What to do
Find each line containing the string "name" and return it.

Provided material
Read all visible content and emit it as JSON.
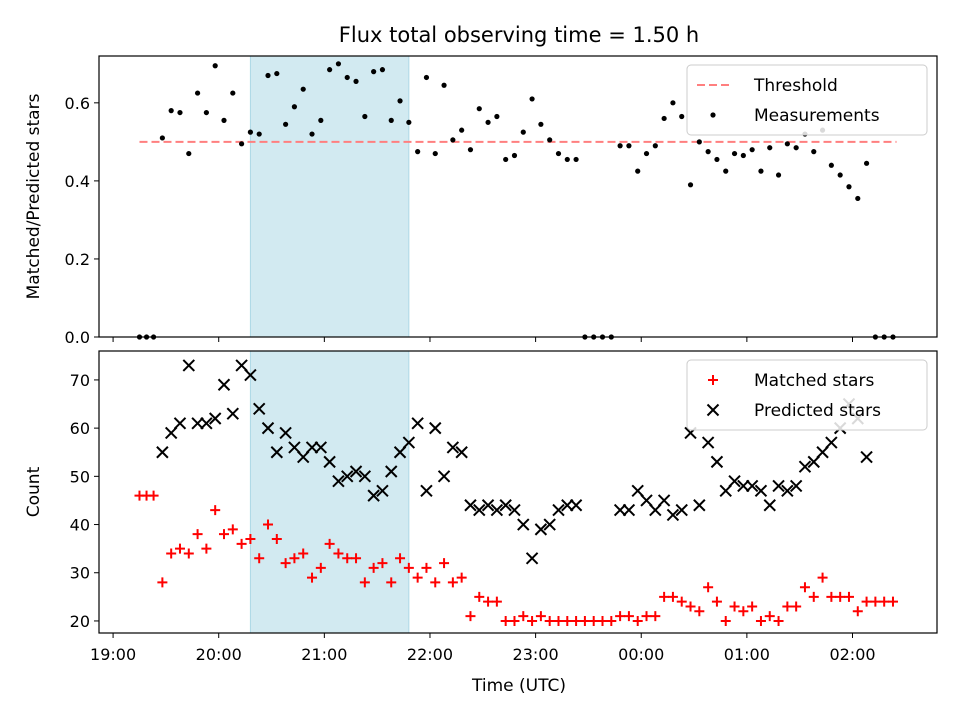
{
  "title": "Flux total observing time = 1.50 h",
  "xlabel": "Time (UTC)",
  "colors": {
    "threshold": "#ff7f7f",
    "measurement": "#000000",
    "matched": "#ff0000",
    "predicted": "#000000",
    "observing_window": "#add8e6"
  },
  "chart_data": [
    {
      "type": "scatter",
      "panel": "top",
      "ylabel": "Matched/Predicted stars",
      "ylim": [
        0,
        0.72
      ],
      "yticks": [
        0.0,
        0.2,
        0.4,
        0.6
      ],
      "xlim": [
        "18:52",
        "02:48"
      ],
      "legend": "top-right",
      "grid": false,
      "shaded_window": [
        "20:18",
        "21:48"
      ],
      "threshold": {
        "name": "Threshold",
        "value": 0.5,
        "x": [
          "19:15",
          "02:25"
        ]
      },
      "series": [
        {
          "name": "Measurements",
          "points": [
            [
              "19:15",
              0
            ],
            [
              "19:19",
              0
            ],
            [
              "19:23",
              0
            ],
            [
              "19:28",
              0.51
            ],
            [
              "19:33",
              0.58
            ],
            [
              "19:38",
              0.575
            ],
            [
              "19:43",
              0.47
            ],
            [
              "19:48",
              0.625
            ],
            [
              "19:53",
              0.575
            ],
            [
              "19:58",
              0.695
            ],
            [
              "20:03",
              0.555
            ],
            [
              "20:08",
              0.625
            ],
            [
              "20:13",
              0.495
            ],
            [
              "20:18",
              0.525
            ],
            [
              "20:23",
              0.52
            ],
            [
              "20:28",
              0.67
            ],
            [
              "20:33",
              0.675
            ],
            [
              "20:38",
              0.545
            ],
            [
              "20:43",
              0.59
            ],
            [
              "20:48",
              0.635
            ],
            [
              "20:53",
              0.52
            ],
            [
              "20:58",
              0.555
            ],
            [
              "21:03",
              0.685
            ],
            [
              "21:08",
              0.7
            ],
            [
              "21:13",
              0.665
            ],
            [
              "21:18",
              0.655
            ],
            [
              "21:23",
              0.565
            ],
            [
              "21:28",
              0.68
            ],
            [
              "21:33",
              0.685
            ],
            [
              "21:38",
              0.555
            ],
            [
              "21:43",
              0.605
            ],
            [
              "21:48",
              0.55
            ],
            [
              "21:53",
              0.475
            ],
            [
              "21:58",
              0.665
            ],
            [
              "22:03",
              0.47
            ],
            [
              "22:08",
              0.645
            ],
            [
              "22:13",
              0.505
            ],
            [
              "22:18",
              0.53
            ],
            [
              "22:23",
              0.48
            ],
            [
              "22:28",
              0.585
            ],
            [
              "22:33",
              0.55
            ],
            [
              "22:38",
              0.565
            ],
            [
              "22:43",
              0.455
            ],
            [
              "22:48",
              0.465
            ],
            [
              "22:53",
              0.525
            ],
            [
              "22:58",
              0.61
            ],
            [
              "23:03",
              0.545
            ],
            [
              "23:08",
              0.505
            ],
            [
              "23:13",
              0.47
            ],
            [
              "23:18",
              0.455
            ],
            [
              "23:23",
              0.455
            ],
            [
              "23:28",
              0
            ],
            [
              "23:33",
              0
            ],
            [
              "23:38",
              0
            ],
            [
              "23:43",
              0
            ],
            [
              "23:48",
              0.49
            ],
            [
              "23:53",
              0.49
            ],
            [
              "23:58",
              0.425
            ],
            [
              "00:03",
              0.47
            ],
            [
              "00:08",
              0.49
            ],
            [
              "00:13",
              0.56
            ],
            [
              "00:18",
              0.6
            ],
            [
              "00:23",
              0.565
            ],
            [
              "00:28",
              0.39
            ],
            [
              "00:33",
              0.5
            ],
            [
              "00:38",
              0.475
            ],
            [
              "00:43",
              0.455
            ],
            [
              "00:48",
              0.425
            ],
            [
              "00:53",
              0.47
            ],
            [
              "00:58",
              0.465
            ],
            [
              "01:03",
              0.48
            ],
            [
              "01:08",
              0.425
            ],
            [
              "01:13",
              0.485
            ],
            [
              "01:18",
              0.415
            ],
            [
              "01:23",
              0.495
            ],
            [
              "01:28",
              0.485
            ],
            [
              "01:33",
              0.52
            ],
            [
              "01:38",
              0.475
            ],
            [
              "01:43",
              0.53
            ],
            [
              "01:48",
              0.44
            ],
            [
              "01:53",
              0.415
            ],
            [
              "01:58",
              0.385
            ],
            [
              "02:03",
              0.355
            ],
            [
              "02:08",
              0.445
            ],
            [
              "02:13",
              0
            ],
            [
              "02:18",
              0
            ],
            [
              "02:23",
              0
            ]
          ]
        }
      ]
    },
    {
      "type": "scatter",
      "panel": "bottom",
      "ylabel": "Count",
      "ylim": [
        17.5,
        76
      ],
      "yticks": [
        20,
        30,
        40,
        50,
        60,
        70
      ],
      "xlim": [
        "18:52",
        "02:48"
      ],
      "xticks": [
        "19:00",
        "20:00",
        "21:00",
        "22:00",
        "23:00",
        "00:00",
        "01:00",
        "02:00"
      ],
      "legend": "top-right",
      "grid": false,
      "shaded_window": [
        "20:18",
        "21:48"
      ],
      "series": [
        {
          "name": "Matched stars",
          "marker": "plus",
          "points": [
            [
              "19:15",
              46
            ],
            [
              "19:19",
              46
            ],
            [
              "19:23",
              46
            ],
            [
              "19:28",
              28
            ],
            [
              "19:33",
              34
            ],
            [
              "19:38",
              35
            ],
            [
              "19:43",
              34
            ],
            [
              "19:48",
              38
            ],
            [
              "19:53",
              35
            ],
            [
              "19:58",
              43
            ],
            [
              "20:03",
              38
            ],
            [
              "20:08",
              39
            ],
            [
              "20:13",
              36
            ],
            [
              "20:18",
              37
            ],
            [
              "20:23",
              33
            ],
            [
              "20:28",
              40
            ],
            [
              "20:33",
              37
            ],
            [
              "20:38",
              32
            ],
            [
              "20:43",
              33
            ],
            [
              "20:48",
              34
            ],
            [
              "20:53",
              29
            ],
            [
              "20:58",
              31
            ],
            [
              "21:03",
              36
            ],
            [
              "21:08",
              34
            ],
            [
              "21:13",
              33
            ],
            [
              "21:18",
              33
            ],
            [
              "21:23",
              28
            ],
            [
              "21:28",
              31
            ],
            [
              "21:33",
              32
            ],
            [
              "21:38",
              28
            ],
            [
              "21:43",
              33
            ],
            [
              "21:48",
              31
            ],
            [
              "21:53",
              29
            ],
            [
              "21:58",
              31
            ],
            [
              "22:03",
              28
            ],
            [
              "22:08",
              32
            ],
            [
              "22:13",
              28
            ],
            [
              "22:18",
              29
            ],
            [
              "22:23",
              21
            ],
            [
              "22:28",
              25
            ],
            [
              "22:33",
              24
            ],
            [
              "22:38",
              24
            ],
            [
              "22:43",
              20
            ],
            [
              "22:48",
              20
            ],
            [
              "22:53",
              21
            ],
            [
              "22:58",
              20
            ],
            [
              "23:03",
              21
            ],
            [
              "23:08",
              20
            ],
            [
              "23:13",
              20
            ],
            [
              "23:18",
              20
            ],
            [
              "23:23",
              20
            ],
            [
              "23:28",
              20
            ],
            [
              "23:33",
              20
            ],
            [
              "23:38",
              20
            ],
            [
              "23:43",
              20
            ],
            [
              "23:48",
              21
            ],
            [
              "23:53",
              21
            ],
            [
              "23:58",
              20
            ],
            [
              "00:03",
              21
            ],
            [
              "00:08",
              21
            ],
            [
              "00:13",
              25
            ],
            [
              "00:18",
              25
            ],
            [
              "00:23",
              24
            ],
            [
              "00:28",
              23
            ],
            [
              "00:33",
              22
            ],
            [
              "00:38",
              27
            ],
            [
              "00:43",
              24
            ],
            [
              "00:48",
              20
            ],
            [
              "00:53",
              23
            ],
            [
              "00:58",
              22
            ],
            [
              "01:03",
              23
            ],
            [
              "01:08",
              20
            ],
            [
              "01:13",
              21
            ],
            [
              "01:18",
              20
            ],
            [
              "01:23",
              23
            ],
            [
              "01:28",
              23
            ],
            [
              "01:33",
              27
            ],
            [
              "01:38",
              25
            ],
            [
              "01:43",
              29
            ],
            [
              "01:48",
              25
            ],
            [
              "01:53",
              25
            ],
            [
              "01:58",
              25
            ],
            [
              "02:03",
              22
            ],
            [
              "02:08",
              24
            ],
            [
              "02:13",
              24
            ],
            [
              "02:18",
              24
            ],
            [
              "02:23",
              24
            ]
          ]
        },
        {
          "name": "Predicted stars",
          "marker": "x",
          "points": [
            [
              "19:28",
              55
            ],
            [
              "19:33",
              59
            ],
            [
              "19:38",
              61
            ],
            [
              "19:43",
              73
            ],
            [
              "19:48",
              61
            ],
            [
              "19:53",
              61
            ],
            [
              "19:58",
              62
            ],
            [
              "20:03",
              69
            ],
            [
              "20:08",
              63
            ],
            [
              "20:13",
              73
            ],
            [
              "20:18",
              71
            ],
            [
              "20:23",
              64
            ],
            [
              "20:28",
              60
            ],
            [
              "20:33",
              55
            ],
            [
              "20:38",
              59
            ],
            [
              "20:43",
              56
            ],
            [
              "20:48",
              54
            ],
            [
              "20:53",
              56
            ],
            [
              "20:58",
              56
            ],
            [
              "21:03",
              53
            ],
            [
              "21:08",
              49
            ],
            [
              "21:13",
              50
            ],
            [
              "21:18",
              51
            ],
            [
              "21:23",
              50
            ],
            [
              "21:28",
              46
            ],
            [
              "21:33",
              47
            ],
            [
              "21:38",
              51
            ],
            [
              "21:43",
              55
            ],
            [
              "21:48",
              57
            ],
            [
              "21:53",
              61
            ],
            [
              "21:58",
              47
            ],
            [
              "22:03",
              60
            ],
            [
              "22:08",
              50
            ],
            [
              "22:13",
              56
            ],
            [
              "22:18",
              55
            ],
            [
              "22:23",
              44
            ],
            [
              "22:28",
              43
            ],
            [
              "22:33",
              44
            ],
            [
              "22:38",
              43
            ],
            [
              "22:43",
              44
            ],
            [
              "22:48",
              43
            ],
            [
              "22:53",
              40
            ],
            [
              "22:58",
              33
            ],
            [
              "23:03",
              39
            ],
            [
              "23:08",
              40
            ],
            [
              "23:13",
              43
            ],
            [
              "23:18",
              44
            ],
            [
              "23:23",
              44
            ],
            [
              "23:48",
              43
            ],
            [
              "23:53",
              43
            ],
            [
              "23:58",
              47
            ],
            [
              "00:03",
              45
            ],
            [
              "00:08",
              43
            ],
            [
              "00:13",
              45
            ],
            [
              "00:18",
              42
            ],
            [
              "00:23",
              43
            ],
            [
              "00:28",
              59
            ],
            [
              "00:33",
              44
            ],
            [
              "00:38",
              57
            ],
            [
              "00:43",
              53
            ],
            [
              "00:48",
              47
            ],
            [
              "00:53",
              49
            ],
            [
              "00:58",
              48
            ],
            [
              "01:03",
              48
            ],
            [
              "01:08",
              47
            ],
            [
              "01:13",
              44
            ],
            [
              "01:18",
              48
            ],
            [
              "01:23",
              47
            ],
            [
              "01:28",
              48
            ],
            [
              "01:33",
              52
            ],
            [
              "01:38",
              53
            ],
            [
              "01:43",
              55
            ],
            [
              "01:48",
              57
            ],
            [
              "01:53",
              60
            ],
            [
              "01:58",
              65
            ],
            [
              "02:03",
              62
            ],
            [
              "02:08",
              54
            ]
          ]
        }
      ]
    }
  ]
}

The result
        "name": "Threshold",
          "name": "Measurements",
          "name": "Matched stars",
          "name": "Predicted stars",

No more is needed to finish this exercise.